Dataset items

....

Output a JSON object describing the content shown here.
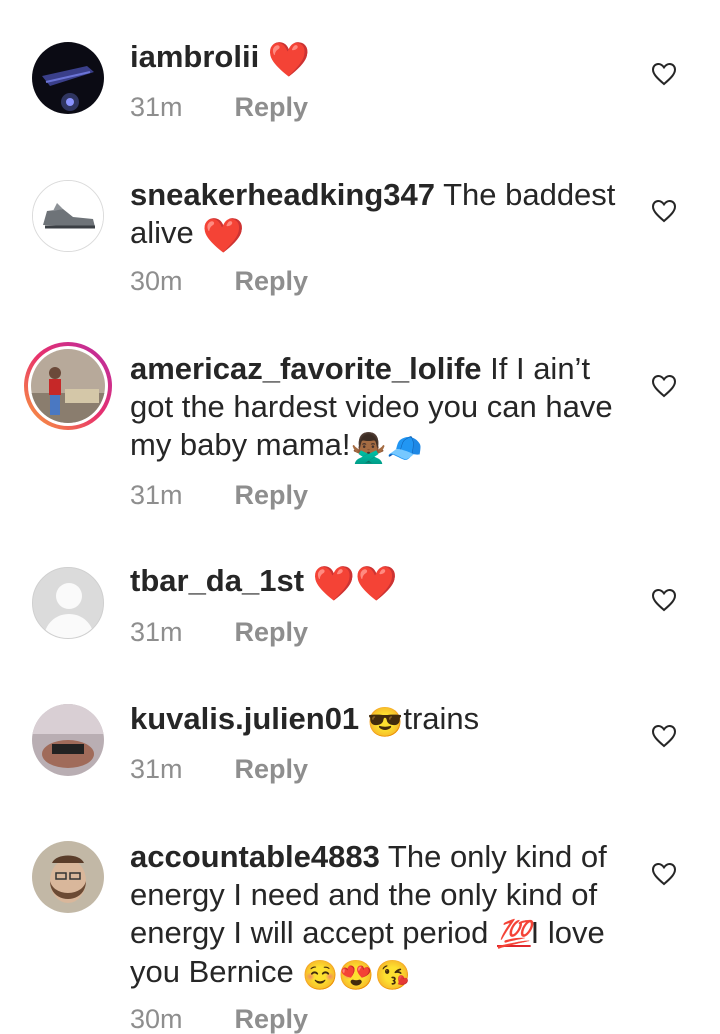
{
  "comments": [
    {
      "username": "iambrolii",
      "body": "",
      "emoji": "❤️",
      "time": "31m",
      "reply": "Reply"
    },
    {
      "username": "sneakerheadking347",
      "body": " The baddest alive ",
      "emoji": "❤️",
      "time": "30m",
      "reply": "Reply"
    },
    {
      "username": "americaz_favorite_lolife",
      "body": " If I ain’t got the hardest video you can have my baby mama!",
      "emoji": "🙅🏾‍♂️🧢",
      "time": "31m",
      "reply": "Reply"
    },
    {
      "username": "tbar_da_1st",
      "body": " ",
      "emoji": "❤️❤️",
      "time": "31m",
      "reply": "Reply"
    },
    {
      "username": "kuvalis.julien01",
      "body_emoji": " 😎",
      "body": "trains",
      "time": "31m",
      "reply": "Reply"
    },
    {
      "username": "accountable4883",
      "body": " The only kind of energy I need and the only kind of energy I will accept period ",
      "hundred": "💯",
      "body2": "I love you Bernice ",
      "emoji": "☺️😍😘",
      "time": "30m",
      "reply": "Reply"
    }
  ],
  "icons": {
    "like": "heart-outline-icon"
  },
  "colors": {
    "text": "#262626",
    "secondary": "#8e8e8e",
    "heart": "#ed1c24"
  }
}
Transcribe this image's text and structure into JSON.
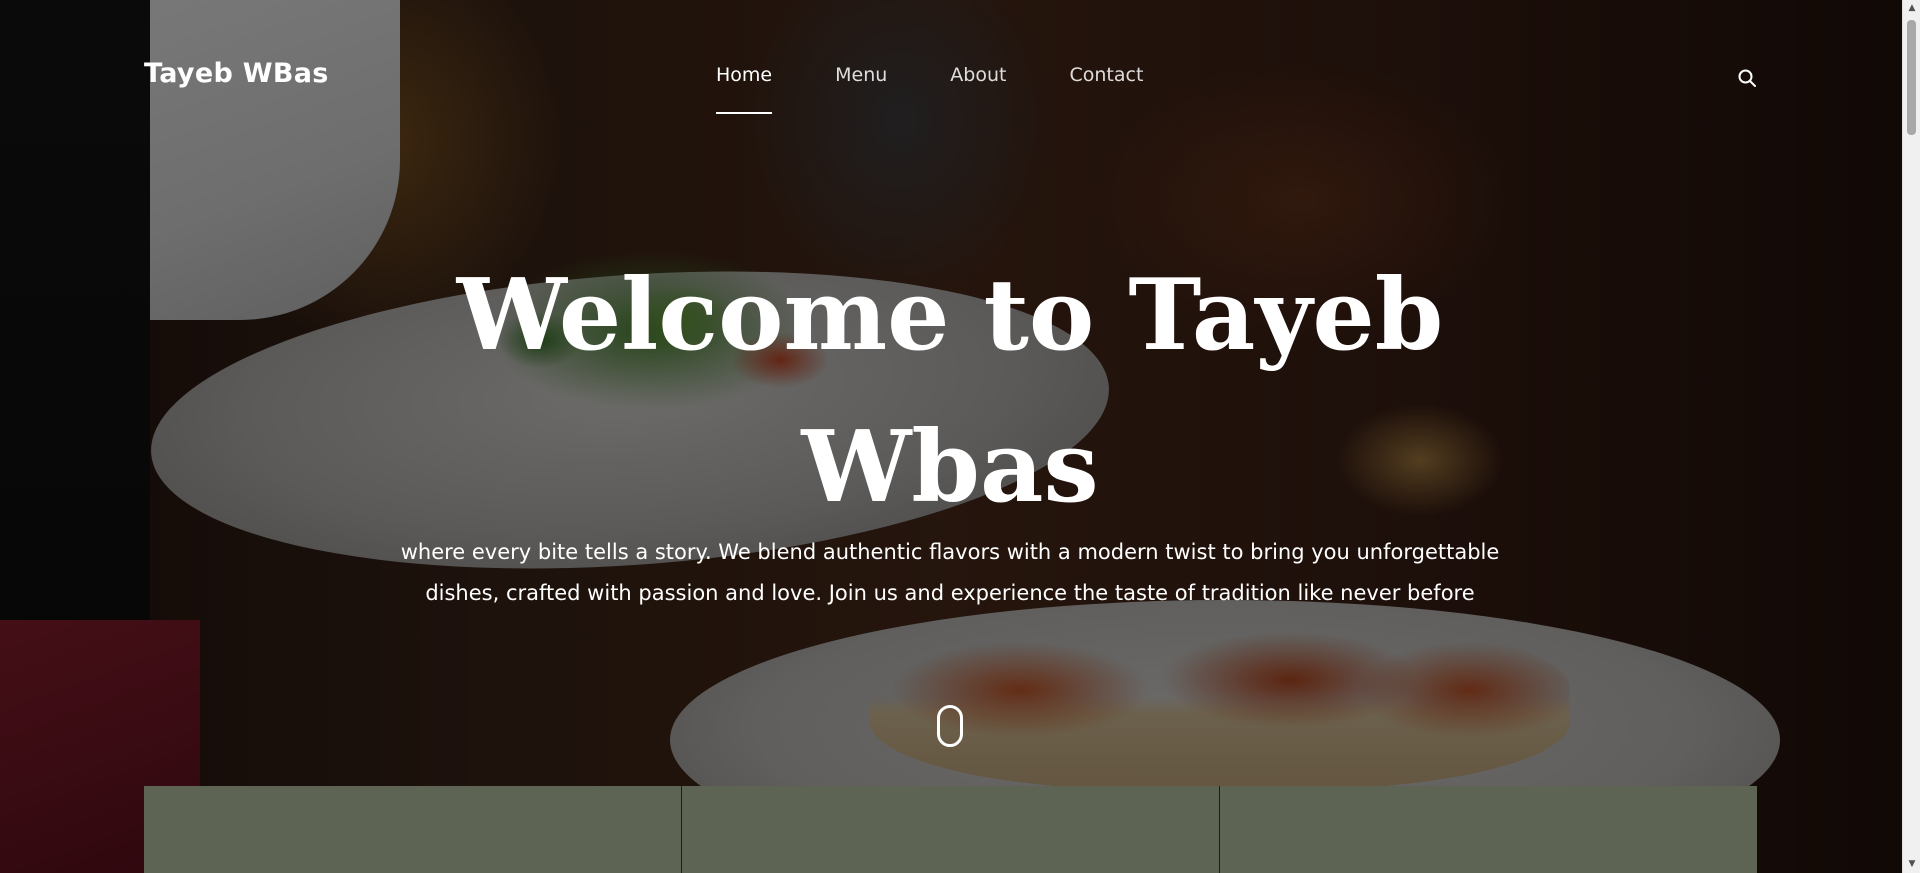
{
  "header": {
    "brand": "Tayeb WBas",
    "nav": [
      {
        "label": "Home",
        "active": true
      },
      {
        "label": "Menu",
        "active": false
      },
      {
        "label": "About",
        "active": false
      },
      {
        "label": "Contact",
        "active": false
      }
    ],
    "search_icon": "search-icon"
  },
  "hero": {
    "title": "Welcome to Tayeb Wbas",
    "subtitle": "where every bite tells a story. We blend authentic flavors with a modern twist to bring you unforgettable dishes, crafted with passion and love. Join us and experience the taste of tradition like never before",
    "scroll_icon": "mouse-scroll-icon"
  },
  "cards": {
    "color": "#5d6453",
    "count_visible": 3
  },
  "colors": {
    "text": "#ffffff",
    "card_bg": "#5d6453"
  }
}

....

> _STATED EXERCISE_:
Nothing but the pictures may be dropped; output the records above exactly.

> _RESULT FOR THIS EXERCISE_:
Output a JSON object describing the content shown here.
{
  "comments": [
    {
      "username": "iambrolii",
      "body": "",
      "emoji": "❤️",
      "time": "31m",
      "reply": "Reply"
    },
    {
      "username": "sneakerheadking347",
      "body": " The baddest alive ",
      "emoji": "❤️",
      "time": "30m",
      "reply": "Reply"
    },
    {
      "username": "americaz_favorite_lolife",
      "body": " If I ain’t got the hardest video you can have my baby mama!",
      "emoji": "🙅🏾‍♂️🧢",
      "time": "31m",
      "reply": "Reply"
    },
    {
      "username": "tbar_da_1st",
      "body": " ",
      "emoji": "❤️❤️",
      "time": "31m",
      "reply": "Reply"
    },
    {
      "username": "kuvalis.julien01",
      "body_emoji": " 😎",
      "body": "trains",
      "time": "31m",
      "reply": "Reply"
    },
    {
      "username": "accountable4883",
      "body": " The only kind of energy I need and the only kind of energy I will accept period ",
      "hundred": "💯",
      "body2": "I love you Bernice ",
      "emoji": "☺️😍😘",
      "time": "30m",
      "reply": "Reply"
    }
  ],
  "icons": {
    "like": "heart-outline-icon"
  },
  "colors": {
    "text": "#262626",
    "secondary": "#8e8e8e",
    "heart": "#ed1c24"
  }
}
Transcribe this image's text and structure into JSON.
{
  "header": {
    "brand": "Tayeb WBas",
    "nav": [
      {
        "label": "Home",
        "active": true
      },
      {
        "label": "Menu",
        "active": false
      },
      {
        "label": "About",
        "active": false
      },
      {
        "label": "Contact",
        "active": false
      }
    ],
    "search_icon": "search-icon"
  },
  "hero": {
    "title": "Welcome to Tayeb Wbas",
    "subtitle": "where every bite tells a story. We blend authentic flavors with a modern twist to bring you unforgettable dishes, crafted with passion and love. Join us and experience the taste of tradition like never before",
    "scroll_icon": "mouse-scroll-icon"
  },
  "cards": {
    "color": "#5d6453",
    "count_visible": 3
  },
  "colors": {
    "text": "#ffffff",
    "card_bg": "#5d6453"
  }
}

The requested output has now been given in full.